## [WHAT NEEDS TO BE DONE]
Track down each line that has the word "voelen" and copy it.

## [DATA SHOWN]
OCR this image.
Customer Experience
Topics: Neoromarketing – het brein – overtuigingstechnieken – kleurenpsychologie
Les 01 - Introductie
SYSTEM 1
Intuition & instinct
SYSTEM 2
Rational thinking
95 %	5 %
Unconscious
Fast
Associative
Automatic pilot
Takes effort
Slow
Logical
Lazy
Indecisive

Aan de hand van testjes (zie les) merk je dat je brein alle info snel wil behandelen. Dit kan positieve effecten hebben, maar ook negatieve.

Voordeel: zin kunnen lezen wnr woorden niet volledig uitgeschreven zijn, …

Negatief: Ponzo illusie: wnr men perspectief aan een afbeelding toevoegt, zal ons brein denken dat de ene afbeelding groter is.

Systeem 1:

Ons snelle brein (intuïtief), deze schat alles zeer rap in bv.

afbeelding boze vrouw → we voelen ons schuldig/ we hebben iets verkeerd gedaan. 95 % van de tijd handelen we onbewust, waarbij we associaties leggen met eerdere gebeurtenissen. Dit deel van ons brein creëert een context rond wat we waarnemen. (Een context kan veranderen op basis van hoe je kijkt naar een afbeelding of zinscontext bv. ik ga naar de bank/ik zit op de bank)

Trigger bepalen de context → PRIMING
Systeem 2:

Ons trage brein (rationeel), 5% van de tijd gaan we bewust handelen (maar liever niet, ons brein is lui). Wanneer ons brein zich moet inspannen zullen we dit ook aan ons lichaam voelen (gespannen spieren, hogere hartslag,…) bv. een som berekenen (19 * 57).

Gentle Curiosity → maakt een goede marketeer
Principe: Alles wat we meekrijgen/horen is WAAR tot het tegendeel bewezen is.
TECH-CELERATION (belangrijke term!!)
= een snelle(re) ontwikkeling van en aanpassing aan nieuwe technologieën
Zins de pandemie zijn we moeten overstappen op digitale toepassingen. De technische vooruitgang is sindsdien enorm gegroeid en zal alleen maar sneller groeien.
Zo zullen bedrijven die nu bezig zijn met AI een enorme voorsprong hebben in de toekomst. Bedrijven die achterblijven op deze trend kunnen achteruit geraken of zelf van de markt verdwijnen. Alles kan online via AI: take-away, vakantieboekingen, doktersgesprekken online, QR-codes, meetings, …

## [ANSWER IN FULL]
afbeelding boze vrouw → we voelen ons schuldig/ we hebben iets verkeerd gedaan. 95 % van de tijd handelen we onbewust, waarbij we associaties leggen met eerdere gebeurtenissen. Dit deel van ons brein creëert een context rond wat we waarnemen. (Een context kan veranderen op basis van hoe je kijkt naar een afbeelding of zinscontext bv. ik ga naar de bank/ik zit op de bank)
Ons trage brein (rationeel), 5% van de tijd gaan we bewust handelen (maar liever niet, ons brein is lui). Wanneer ons brein zich moet inspannen zullen we dit ook aan ons lichaam voelen (gespannen spieren, hogere hartslag,…) bv. een som berekenen (19 * 57).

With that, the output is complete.